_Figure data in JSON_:
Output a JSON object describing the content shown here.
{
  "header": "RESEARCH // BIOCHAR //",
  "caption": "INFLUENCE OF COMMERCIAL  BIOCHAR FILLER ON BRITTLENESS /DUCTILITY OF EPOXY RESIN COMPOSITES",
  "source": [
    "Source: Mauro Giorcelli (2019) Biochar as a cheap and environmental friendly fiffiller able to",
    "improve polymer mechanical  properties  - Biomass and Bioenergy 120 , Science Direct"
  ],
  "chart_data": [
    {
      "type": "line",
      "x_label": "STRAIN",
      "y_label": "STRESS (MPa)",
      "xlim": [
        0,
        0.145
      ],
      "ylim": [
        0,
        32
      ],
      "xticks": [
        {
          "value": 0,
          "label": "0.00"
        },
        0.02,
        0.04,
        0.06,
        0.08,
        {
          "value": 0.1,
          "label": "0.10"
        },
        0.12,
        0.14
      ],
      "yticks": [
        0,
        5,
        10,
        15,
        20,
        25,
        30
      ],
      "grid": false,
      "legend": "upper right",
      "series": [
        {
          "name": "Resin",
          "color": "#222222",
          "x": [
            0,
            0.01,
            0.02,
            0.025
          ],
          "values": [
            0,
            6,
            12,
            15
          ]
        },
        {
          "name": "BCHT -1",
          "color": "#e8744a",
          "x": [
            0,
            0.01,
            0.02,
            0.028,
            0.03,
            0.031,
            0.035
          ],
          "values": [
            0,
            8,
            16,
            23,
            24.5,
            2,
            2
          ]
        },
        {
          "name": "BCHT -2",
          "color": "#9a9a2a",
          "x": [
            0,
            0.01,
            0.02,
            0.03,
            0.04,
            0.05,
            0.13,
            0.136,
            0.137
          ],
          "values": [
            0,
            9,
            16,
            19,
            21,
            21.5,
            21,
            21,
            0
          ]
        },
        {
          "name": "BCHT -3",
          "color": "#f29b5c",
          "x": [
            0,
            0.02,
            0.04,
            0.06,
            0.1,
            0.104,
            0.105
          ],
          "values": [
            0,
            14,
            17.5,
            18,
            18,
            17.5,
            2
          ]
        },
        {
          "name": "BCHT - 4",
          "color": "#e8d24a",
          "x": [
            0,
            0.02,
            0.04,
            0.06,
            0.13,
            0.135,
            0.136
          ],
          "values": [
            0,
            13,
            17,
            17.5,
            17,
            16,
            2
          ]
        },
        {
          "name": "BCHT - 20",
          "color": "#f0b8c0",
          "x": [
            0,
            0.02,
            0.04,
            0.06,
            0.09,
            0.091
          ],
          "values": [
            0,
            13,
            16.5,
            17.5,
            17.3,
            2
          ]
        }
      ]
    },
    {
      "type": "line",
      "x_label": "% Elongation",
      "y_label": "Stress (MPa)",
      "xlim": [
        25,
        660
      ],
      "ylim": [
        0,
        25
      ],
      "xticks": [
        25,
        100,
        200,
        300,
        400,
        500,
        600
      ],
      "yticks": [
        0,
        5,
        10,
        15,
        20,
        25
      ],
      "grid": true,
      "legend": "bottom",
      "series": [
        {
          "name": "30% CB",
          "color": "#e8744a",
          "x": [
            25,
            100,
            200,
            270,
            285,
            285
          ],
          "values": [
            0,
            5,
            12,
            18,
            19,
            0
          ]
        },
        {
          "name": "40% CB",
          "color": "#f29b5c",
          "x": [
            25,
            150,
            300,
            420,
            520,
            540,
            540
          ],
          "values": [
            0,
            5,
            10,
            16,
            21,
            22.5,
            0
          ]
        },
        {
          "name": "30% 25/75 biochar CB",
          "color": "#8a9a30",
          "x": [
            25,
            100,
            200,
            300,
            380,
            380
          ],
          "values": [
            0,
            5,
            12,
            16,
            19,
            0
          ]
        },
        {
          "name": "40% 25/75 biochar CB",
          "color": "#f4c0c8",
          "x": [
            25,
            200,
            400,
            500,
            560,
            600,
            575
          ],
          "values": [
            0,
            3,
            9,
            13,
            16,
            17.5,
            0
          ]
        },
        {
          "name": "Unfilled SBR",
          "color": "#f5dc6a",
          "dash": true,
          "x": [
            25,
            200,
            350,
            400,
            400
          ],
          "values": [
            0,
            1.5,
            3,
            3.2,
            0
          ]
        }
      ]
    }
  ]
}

_WHAT THE TASK REQUIRES_: Extract each line of the listing above, copying it word for word.

_OUTPUT OF THE EXERCISE_:
Output a JSON object describing the content shown here.
{
  "header": "RESEARCH // BIOCHAR //",
  "caption": "INFLUENCE OF COMMERCIAL  BIOCHAR FILLER ON BRITTLENESS /DUCTILITY OF EPOXY RESIN COMPOSITES",
  "source": [
    "Source: Mauro Giorcelli (2019) Biochar as a cheap and environmental friendly fiffiller able to",
    "improve polymer mechanical  properties  - Biomass and Bioenergy 120 , Science Direct"
  ],
  "chart_data": [
    {
      "type": "line",
      "x_label": "STRAIN",
      "y_label": "STRESS (MPa)",
      "xlim": [
        0,
        0.145
      ],
      "ylim": [
        0,
        32
      ],
      "xticks": [
        {
          "value": 0,
          "label": "0.00"
        },
        0.02,
        0.04,
        0.06,
        0.08,
        {
          "value": 0.1,
          "label": "0.10"
        },
        0.12,
        0.14
      ],
      "yticks": [
        0,
        5,
        10,
        15,
        20,
        25,
        30
      ],
      "grid": false,
      "legend": "upper right",
      "series": [
        {
          "name": "Resin",
          "color": "#222222",
          "x": [
            0,
            0.01,
            0.02,
            0.025
          ],
          "values": [
            0,
            6,
            12,
            15
          ]
        },
        {
          "name": "BCHT -1",
          "color": "#e8744a",
          "x": [
            0,
            0.01,
            0.02,
            0.028,
            0.03,
            0.031,
            0.035
          ],
          "values": [
            0,
            8,
            16,
            23,
            24.5,
            2,
            2
          ]
        },
        {
          "name": "BCHT -2",
          "color": "#9a9a2a",
          "x": [
            0,
            0.01,
            0.02,
            0.03,
            0.04,
            0.05,
            0.13,
            0.136,
            0.137
          ],
          "values": [
            0,
            9,
            16,
            19,
            21,
            21.5,
            21,
            21,
            0
          ]
        },
        {
          "name": "BCHT -3",
          "color": "#f29b5c",
          "x": [
            0,
            0.02,
            0.04,
            0.06,
            0.1,
            0.104,
            0.105
          ],
          "values": [
            0,
            14,
            17.5,
            18,
            18,
            17.5,
            2
          ]
        },
        {
          "name": "BCHT - 4",
          "color": "#e8d24a",
          "x": [
            0,
            0.02,
            0.04,
            0.06,
            0.13,
            0.135,
            0.136
          ],
          "values": [
            0,
            13,
            17,
            17.5,
            17,
            16,
            2
          ]
        },
        {
          "name": "BCHT - 20",
          "color": "#f0b8c0",
          "x": [
            0,
            0.02,
            0.04,
            0.06,
            0.09,
            0.091
          ],
          "values": [
            0,
            13,
            16.5,
            17.5,
            17.3,
            2
          ]
        }
      ]
    },
    {
      "type": "line",
      "x_label": "% Elongation",
      "y_label": "Stress (MPa)",
      "xlim": [
        25,
        660
      ],
      "ylim": [
        0,
        25
      ],
      "xticks": [
        25,
        100,
        200,
        300,
        400,
        500,
        600
      ],
      "yticks": [
        0,
        5,
        10,
        15,
        20,
        25
      ],
      "grid": true,
      "legend": "bottom",
      "series": [
        {
          "name": "30% CB",
          "color": "#e8744a",
          "x": [
            25,
            100,
            200,
            270,
            285,
            285
          ],
          "values": [
            0,
            5,
            12,
            18,
            19,
            0
          ]
        },
        {
          "name": "40% CB",
          "color": "#f29b5c",
          "x": [
            25,
            150,
            300,
            420,
            520,
            540,
            540
          ],
          "values": [
            0,
            5,
            10,
            16,
            21,
            22.5,
            0
          ]
        },
        {
          "name": "30% 25/75 biochar CB",
          "color": "#8a9a30",
          "x": [
            25,
            100,
            200,
            300,
            380,
            380
          ],
          "values": [
            0,
            5,
            12,
            16,
            19,
            0
          ]
        },
        {
          "name": "40% 25/75 biochar CB",
          "color": "#f4c0c8",
          "x": [
            25,
            200,
            400,
            500,
            560,
            600,
            575
          ],
          "values": [
            0,
            3,
            9,
            13,
            16,
            17.5,
            0
          ]
        },
        {
          "name": "Unfilled SBR",
          "color": "#f5dc6a",
          "dash": true,
          "x": [
            25,
            200,
            350,
            400,
            400
          ],
          "values": [
            0,
            1.5,
            3,
            3.2,
            0
          ]
        }
      ]
    }
  ]
}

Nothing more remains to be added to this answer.